▶ [WORK TASK] Write out each line of the records that has "الوراثية" in it.

▶ [PROVIDED RECORDS]
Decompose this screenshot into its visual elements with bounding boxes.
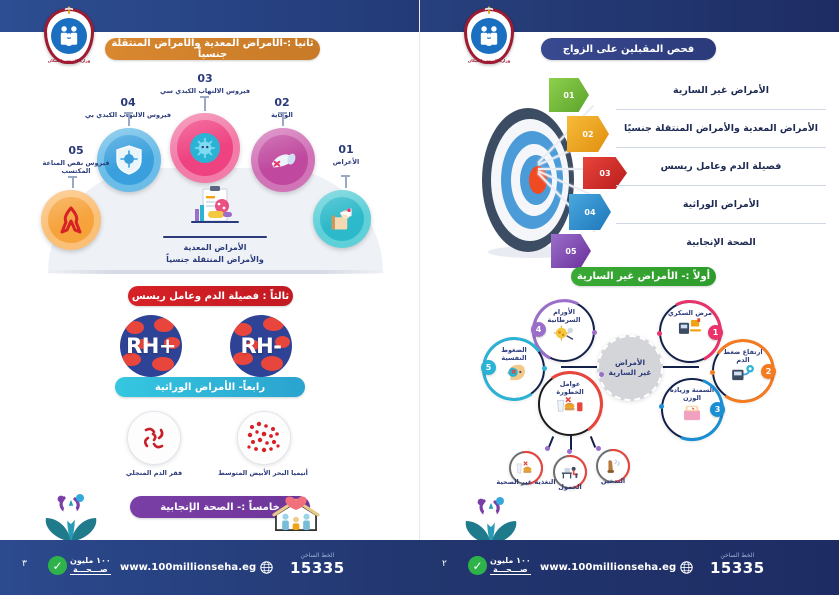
node-dot: [657, 331, 662, 336]
chevron-01[interactable]: 01: [549, 78, 589, 112]
bubble-02-prevention[interactable]: [251, 128, 315, 192]
lab-report-icon: [186, 185, 244, 231]
node-dot: [599, 372, 604, 377]
chevron-04-number: 04: [584, 208, 595, 217]
node-dot: [710, 370, 715, 375]
hotline-label: الخط الساخن: [710, 552, 765, 559]
bubble-02-stem: [282, 112, 284, 126]
list-item-02[interactable]: الأمراض المعدية والأمراض المنتقلة جنسيًا: [610, 110, 832, 147]
ncd-node-hypertension-badge: 2: [761, 364, 776, 379]
connector-right: [663, 366, 699, 368]
dome-center-block: الأمراض المعدية والأمراض المنتقلة جنسياً: [150, 185, 280, 266]
ministry-logo-right: وزارة الصحة والسكان: [460, 4, 518, 68]
branch-dot-3: [596, 446, 601, 451]
dome-title-line1: الأمراض المعدية: [150, 242, 280, 254]
campaign-line1: ١٠٠ مليون: [490, 556, 531, 565]
footer-campaign-right: ١٠٠ مليون صـــحـــة ✓: [468, 556, 531, 575]
bubble-03-label: فيروس الالتهاب الكبدي سي: [160, 87, 250, 95]
bubble-01-stem: [345, 175, 347, 188]
bubble-04-number: 04: [82, 96, 174, 110]
ncd-section-banner: أولاً :- الأمراض غير السارية: [571, 267, 716, 286]
genetic-section-banner: رابعاً- الأمراض الوراثية: [115, 377, 305, 397]
node-dot: [592, 330, 597, 335]
dome-title-line2: والأمراض المنتقلة جنسياً: [150, 254, 280, 266]
ministry-logo-left: وزارة الصحة والسكان: [40, 4, 98, 68]
bubble-05-label: فيروس نقص المناعة المكتسب: [43, 159, 110, 175]
sickle-cell-circle: [127, 411, 181, 465]
dome-underline: [163, 236, 267, 238]
ncd-center-node: الأمراض غير السارية: [597, 335, 663, 401]
infographic-page: وزارة الصحة والسكان وزارة الصحة والسكان …: [0, 0, 839, 595]
campaign-line2: صـــحـــة: [70, 565, 111, 575]
bubble-03-number: 03: [159, 72, 251, 86]
footer-right: الخط الساخن 15335 www.100millionseha.eg …: [420, 540, 839, 595]
footer-campaign-left: ١٠٠ مليون صـــحـــة ✓: [48, 556, 111, 575]
list-item-04[interactable]: الأمراض الوراثية: [610, 186, 832, 223]
eagle-emblem-icon: [62, 5, 76, 19]
list-item-05[interactable]: الصحة الإنجابية: [610, 224, 832, 261]
bubble-03-label-block: 03 فيروس الالتهاب الكبدي سي: [159, 72, 251, 95]
campaign-text: ١٠٠ مليون صـــحـــة: [490, 556, 531, 575]
family-house-heart-icon: [272, 490, 320, 532]
logo-ribbon-text: وزارة الصحة والسكان: [462, 53, 516, 69]
ncd-center-line2: غير السارية: [609, 368, 652, 378]
hotline-number: 15335: [290, 559, 345, 577]
ncd-node-stress[interactable]: الضغوط النفسية 5: [483, 338, 545, 400]
chevron-04[interactable]: 04: [569, 194, 611, 230]
bubble-05-stem: [72, 176, 74, 188]
ncd-node-obesity-badge: 3: [710, 402, 725, 417]
bubble-05-number: 05: [30, 144, 122, 158]
thalassemia-caption: أنيميا البحر الأبيض المتوسط: [208, 469, 318, 477]
branch-3: [590, 436, 596, 448]
green-check-icon: ✓: [48, 556, 67, 575]
footer-bar: الخط الساخن 15335 www.100millionseha.eg …: [0, 540, 839, 595]
virus-icon: [190, 133, 220, 163]
page-divider: [419, 0, 420, 540]
bubble-05-hiv[interactable]: [41, 190, 101, 250]
sickle-cell-icon: [137, 421, 171, 455]
rh-positive-badge: RH+: [120, 315, 182, 377]
dome-base-line: [44, 270, 387, 274]
bubble-05-label-block: 05 فيروس نقص المناعة المكتسب: [30, 144, 122, 175]
ncd-node-cancer-badge: 4: [531, 322, 546, 337]
list-item-01[interactable]: الأمراض غير السارية: [610, 72, 832, 109]
hotline-label: الخط الساخن: [290, 552, 345, 559]
bubble-01-label: الأعراض: [333, 158, 360, 166]
chevron-02-number: 02: [582, 130, 593, 139]
node-dot: [542, 366, 547, 371]
ncd-node-obesity[interactable]: السمنة وزيادة الوزن 3: [661, 378, 723, 440]
branch-dot-2: [567, 449, 572, 454]
rh-negative-label: RH-: [241, 334, 282, 358]
ncd-node-risk-factors[interactable]: عوامل الخطورة: [538, 372, 602, 436]
branch-2: [570, 436, 572, 450]
chevron-03-number: 03: [599, 169, 610, 178]
ncd-node-hypertension[interactable]: ارتفاع ضغط الدم 2: [712, 340, 774, 402]
campaign-line1: ١٠٠ مليون: [70, 556, 111, 565]
footer-website-left[interactable]: www.100millionseha.eg: [120, 561, 273, 574]
globe-icon: [260, 561, 273, 574]
left-section-banner-infectious: ثانياً :-الأمراض المعدية والأمراض المنتق…: [105, 38, 320, 60]
page-number-left: ٣: [22, 559, 27, 569]
screening-items-list: الأمراض غير السارية الأمراض المعدية والأ…: [610, 72, 832, 261]
list-item-03[interactable]: فصيلة الدم وعامل ريسس: [610, 148, 832, 185]
bubble-02-number: 02: [236, 96, 328, 110]
node-dot: [659, 404, 664, 409]
ncd-node-diabetes[interactable]: مرض السكري 1: [659, 301, 721, 363]
website-text: www.100millionseha.eg: [120, 562, 256, 573]
sick-person-icon: [328, 205, 356, 233]
rh-negative-badge: RH-: [230, 315, 292, 377]
chevron-05-number: 05: [565, 247, 576, 256]
bubble-03-hepatitis-c[interactable]: [170, 113, 240, 183]
footer-website-right[interactable]: www.100millionseha.eg: [540, 561, 693, 574]
family-emblem-icon: [478, 24, 500, 48]
website-text: www.100millionseha.eg: [540, 562, 676, 573]
chevron-02[interactable]: 02: [567, 116, 609, 152]
shield-virus-icon: [115, 145, 143, 175]
thalassemia-circle: [237, 411, 291, 465]
bubble-04-stem: [128, 112, 130, 126]
globe-icon: [680, 561, 693, 574]
right-page-banner: فحص المقبلين على الزواج: [541, 38, 716, 60]
eagle-emblem-icon: [482, 5, 496, 19]
chevron-05[interactable]: 05: [551, 234, 591, 268]
ncd-node-diabetes-badge: 1: [708, 325, 723, 340]
connector-left: [561, 366, 597, 368]
bubble-01-symptoms[interactable]: [313, 190, 371, 248]
thalassemia-cells-icon: [244, 418, 284, 458]
branch-dot-1: [545, 446, 550, 451]
campaign-text: ١٠٠ مليون صـــحـــة: [70, 556, 111, 575]
risk-smoking-caption: التدخين: [568, 477, 658, 485]
family-emblem-icon: [58, 24, 80, 48]
campaign-line2: صـــحـــة: [490, 565, 531, 575]
rh-positive-label: RH+: [126, 334, 176, 358]
condom-protection-icon: [268, 145, 298, 175]
footer-left: الخط الساخن 15335 www.100millionseha.eg …: [0, 540, 419, 595]
blood-section-banner: ثالثاً : فصيلة الدم وعامل ريسس: [128, 286, 293, 306]
bubble-03-stem: [204, 96, 206, 111]
chevron-01-number: 01: [563, 91, 574, 100]
green-check-icon: ✓: [468, 556, 487, 575]
page-number-right: ٢: [442, 559, 447, 569]
ncd-node-stress-badge: 5: [481, 360, 496, 375]
hotline-number: 15335: [710, 559, 765, 577]
footer-hotline-right: الخط الساخن 15335: [710, 552, 765, 577]
ncd-center-line1: الأمراض: [615, 358, 645, 368]
footer-hotline-left: الخط الساخن 15335: [290, 552, 345, 577]
sickle-cell-caption: فقر الدم المنجلي: [99, 469, 209, 477]
red-ribbon-icon: [59, 206, 83, 234]
logo-ribbon-text: وزارة الصحة والسكان: [42, 53, 96, 69]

▶ [EXPECTED ANSWER]
genetic-section-banner: رابعاً- الأمراض الوراثية: [115, 377, 305, 397]
list-item-04[interactable]: الأمراض الوراثية: [610, 186, 832, 223]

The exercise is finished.